§ **Aim**
Reproduce all records exactly.

§ **Dataset content**
-*-

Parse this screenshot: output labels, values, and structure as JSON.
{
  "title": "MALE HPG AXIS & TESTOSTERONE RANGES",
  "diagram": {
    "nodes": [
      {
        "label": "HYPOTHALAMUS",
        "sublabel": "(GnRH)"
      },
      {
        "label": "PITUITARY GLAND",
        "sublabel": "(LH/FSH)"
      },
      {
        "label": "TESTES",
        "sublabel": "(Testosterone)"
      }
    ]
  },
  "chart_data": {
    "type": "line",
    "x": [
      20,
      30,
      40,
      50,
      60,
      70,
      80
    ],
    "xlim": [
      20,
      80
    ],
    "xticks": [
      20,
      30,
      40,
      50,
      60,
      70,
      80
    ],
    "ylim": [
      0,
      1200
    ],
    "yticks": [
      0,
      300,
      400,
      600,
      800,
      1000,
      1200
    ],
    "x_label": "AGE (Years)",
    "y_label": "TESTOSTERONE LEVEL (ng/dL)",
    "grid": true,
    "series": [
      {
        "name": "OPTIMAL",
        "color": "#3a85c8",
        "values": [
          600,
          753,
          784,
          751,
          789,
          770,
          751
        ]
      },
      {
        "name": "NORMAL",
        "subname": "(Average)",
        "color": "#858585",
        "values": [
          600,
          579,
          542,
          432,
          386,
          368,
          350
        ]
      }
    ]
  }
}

-*-

§ **Output for this exercise**
Parse this screenshot: output labels, values, and structure as JSON.
{
  "title": "MALE HPG AXIS & TESTOSTERONE RANGES",
  "diagram": {
    "nodes": [
      {
        "label": "HYPOTHALAMUS",
        "sublabel": "(GnRH)"
      },
      {
        "label": "PITUITARY GLAND",
        "sublabel": "(LH/FSH)"
      },
      {
        "label": "TESTES",
        "sublabel": "(Testosterone)"
      }
    ]
  },
  "chart_data": {
    "type": "line",
    "x": [
      20,
      30,
      40,
      50,
      60,
      70,
      80
    ],
    "xlim": [
      20,
      80
    ],
    "xticks": [
      20,
      30,
      40,
      50,
      60,
      70,
      80
    ],
    "ylim": [
      0,
      1200
    ],
    "yticks": [
      0,
      300,
      400,
      600,
      800,
      1000,
      1200
    ],
    "x_label": "AGE (Years)",
    "y_label": "TESTOSTERONE LEVEL (ng/dL)",
    "grid": true,
    "series": [
      {
        "name": "OPTIMAL",
        "color": "#3a85c8",
        "values": [
          600,
          753,
          784,
          751,
          789,
          770,
          751
        ]
      },
      {
        "name": "NORMAL",
        "subname": "(Average)",
        "color": "#858585",
        "values": [
          600,
          579,
          542,
          432,
          386,
          368,
          350
        ]
      }
    ]
  }
}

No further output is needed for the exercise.